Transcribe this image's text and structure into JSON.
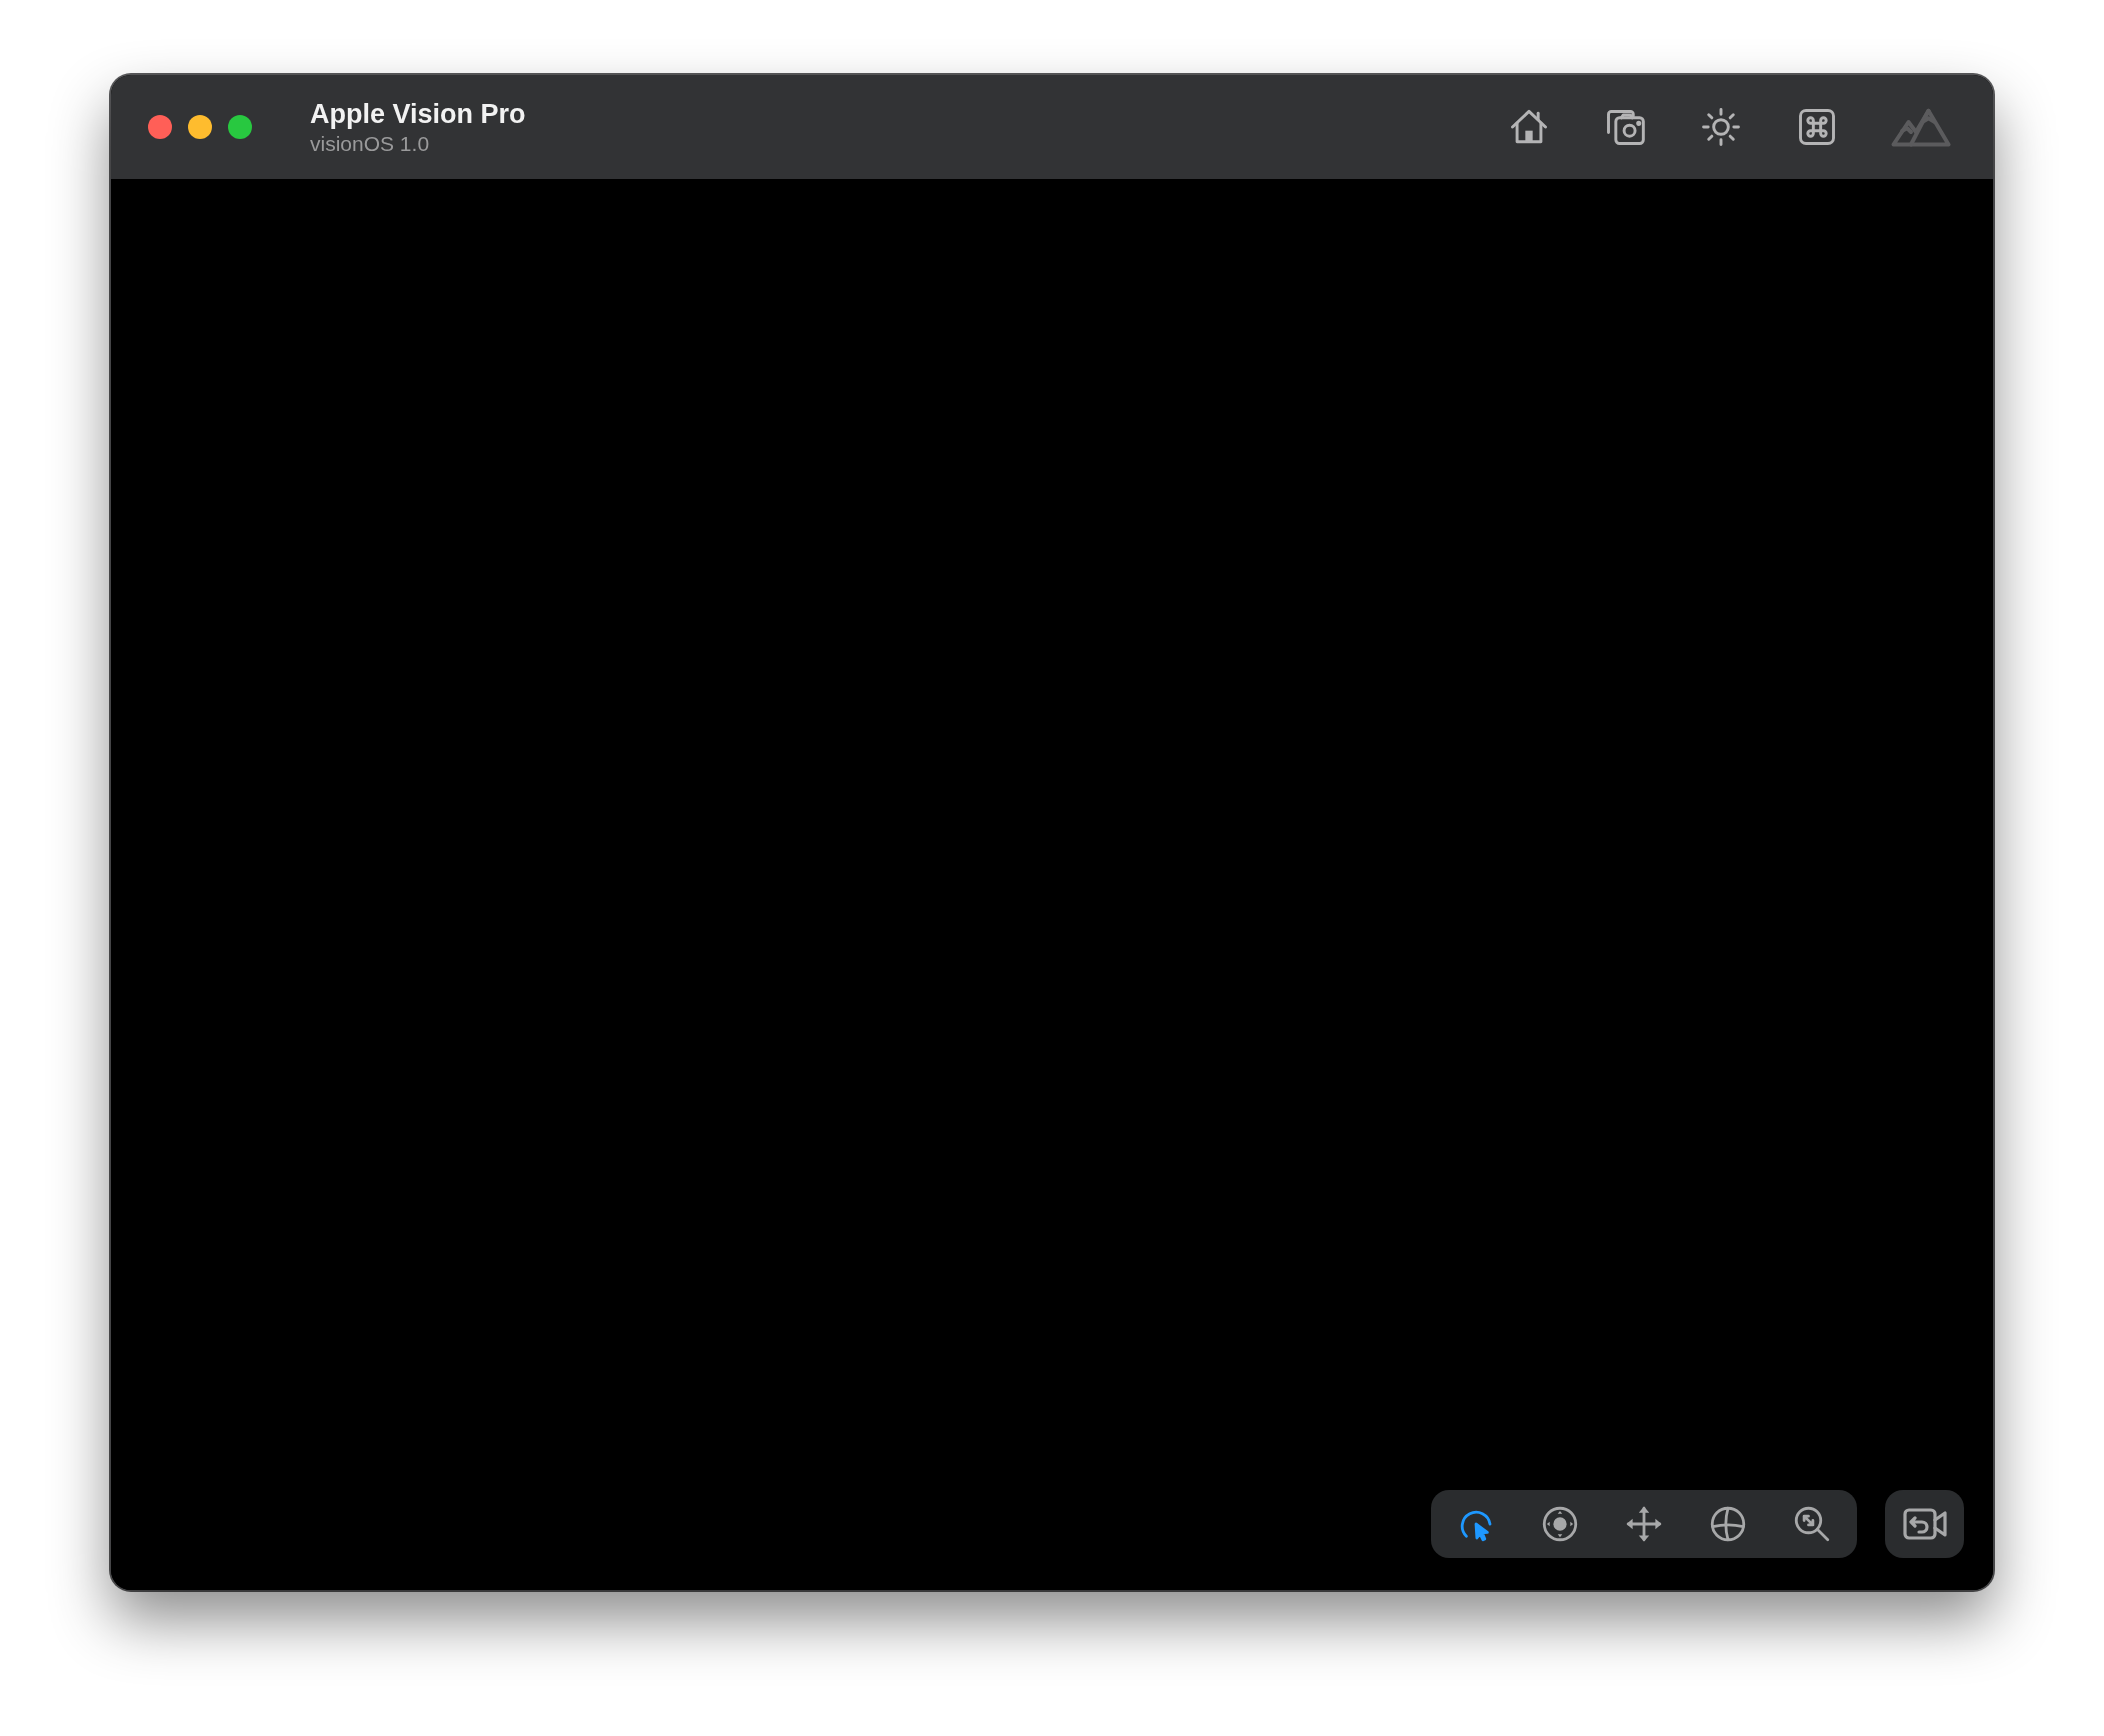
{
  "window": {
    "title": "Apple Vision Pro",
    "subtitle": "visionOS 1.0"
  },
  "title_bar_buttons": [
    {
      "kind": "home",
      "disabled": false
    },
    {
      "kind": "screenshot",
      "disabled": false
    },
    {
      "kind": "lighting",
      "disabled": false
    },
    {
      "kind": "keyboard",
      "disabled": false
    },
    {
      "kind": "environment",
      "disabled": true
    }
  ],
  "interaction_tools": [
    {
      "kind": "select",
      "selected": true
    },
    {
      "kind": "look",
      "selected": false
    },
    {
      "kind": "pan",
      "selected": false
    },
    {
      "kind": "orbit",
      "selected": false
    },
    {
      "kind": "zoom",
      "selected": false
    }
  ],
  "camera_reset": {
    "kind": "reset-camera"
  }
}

· · ·

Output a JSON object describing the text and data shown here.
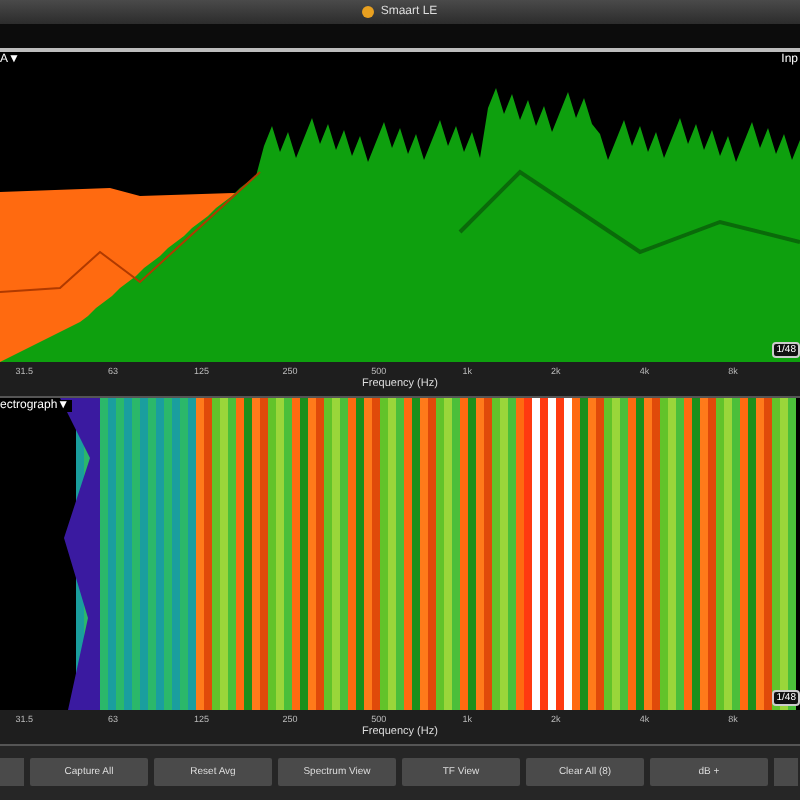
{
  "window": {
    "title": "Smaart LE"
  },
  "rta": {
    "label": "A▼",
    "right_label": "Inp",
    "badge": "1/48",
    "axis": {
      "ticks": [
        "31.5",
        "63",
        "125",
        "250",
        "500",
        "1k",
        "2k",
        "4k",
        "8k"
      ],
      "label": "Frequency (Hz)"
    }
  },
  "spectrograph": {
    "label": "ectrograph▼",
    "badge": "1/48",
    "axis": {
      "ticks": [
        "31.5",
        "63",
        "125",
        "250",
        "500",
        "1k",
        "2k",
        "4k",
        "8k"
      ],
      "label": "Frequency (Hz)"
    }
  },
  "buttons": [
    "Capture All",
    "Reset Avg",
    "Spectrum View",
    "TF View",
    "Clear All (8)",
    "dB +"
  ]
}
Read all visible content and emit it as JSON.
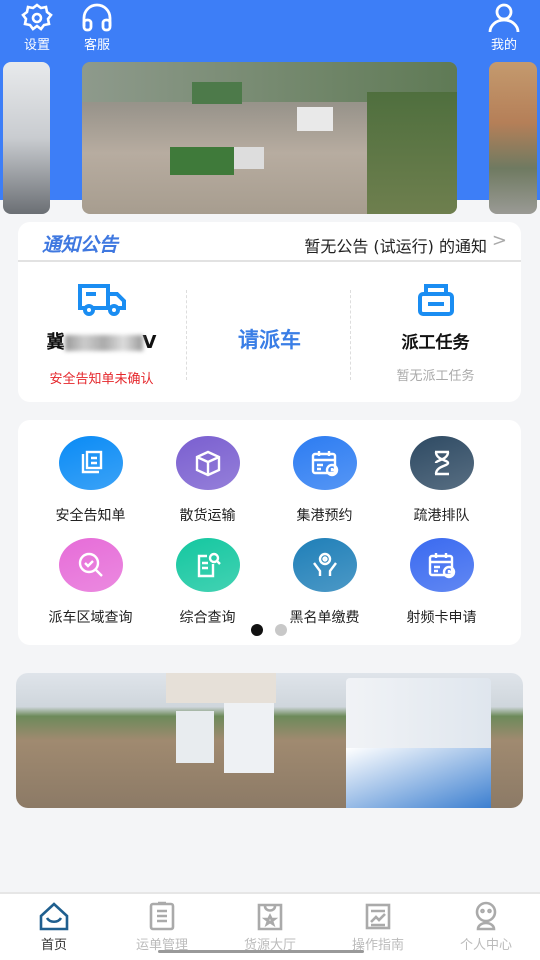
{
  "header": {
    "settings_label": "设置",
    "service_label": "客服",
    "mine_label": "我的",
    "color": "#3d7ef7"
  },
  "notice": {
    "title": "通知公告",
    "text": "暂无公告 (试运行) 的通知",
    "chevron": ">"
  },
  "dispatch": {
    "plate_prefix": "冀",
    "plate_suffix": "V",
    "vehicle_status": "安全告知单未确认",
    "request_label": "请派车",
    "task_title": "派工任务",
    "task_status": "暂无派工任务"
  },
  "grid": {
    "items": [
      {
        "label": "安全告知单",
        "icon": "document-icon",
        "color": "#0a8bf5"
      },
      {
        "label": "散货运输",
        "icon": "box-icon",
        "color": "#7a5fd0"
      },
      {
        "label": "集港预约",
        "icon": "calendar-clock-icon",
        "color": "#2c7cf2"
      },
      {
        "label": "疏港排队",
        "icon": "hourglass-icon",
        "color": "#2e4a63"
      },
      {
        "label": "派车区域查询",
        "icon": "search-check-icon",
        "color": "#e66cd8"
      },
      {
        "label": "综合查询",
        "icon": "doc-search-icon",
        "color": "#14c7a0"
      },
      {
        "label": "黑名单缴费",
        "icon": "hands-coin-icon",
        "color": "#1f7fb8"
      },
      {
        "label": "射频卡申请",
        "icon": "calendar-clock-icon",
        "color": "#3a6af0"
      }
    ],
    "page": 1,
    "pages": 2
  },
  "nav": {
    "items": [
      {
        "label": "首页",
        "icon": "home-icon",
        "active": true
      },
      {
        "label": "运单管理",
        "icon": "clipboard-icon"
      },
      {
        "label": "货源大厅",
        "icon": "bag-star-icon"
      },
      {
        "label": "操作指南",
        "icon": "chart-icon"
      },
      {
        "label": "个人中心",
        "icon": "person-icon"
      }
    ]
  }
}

· · ·

*EXERCISE DESCRIPTION:*
Search the records above for "color". Copy each line where it is found.

*RESULT OF THE EXERCISE:*
    "color": "#3d7ef7"
        "color": "#0a8bf5"
        "color": "#7a5fd0"
        "color": "#2c7cf2"
        "color": "#2e4a63"
        "color": "#e66cd8"
        "color": "#14c7a0"
        "color": "#1f7fb8"
        "color": "#3a6af0"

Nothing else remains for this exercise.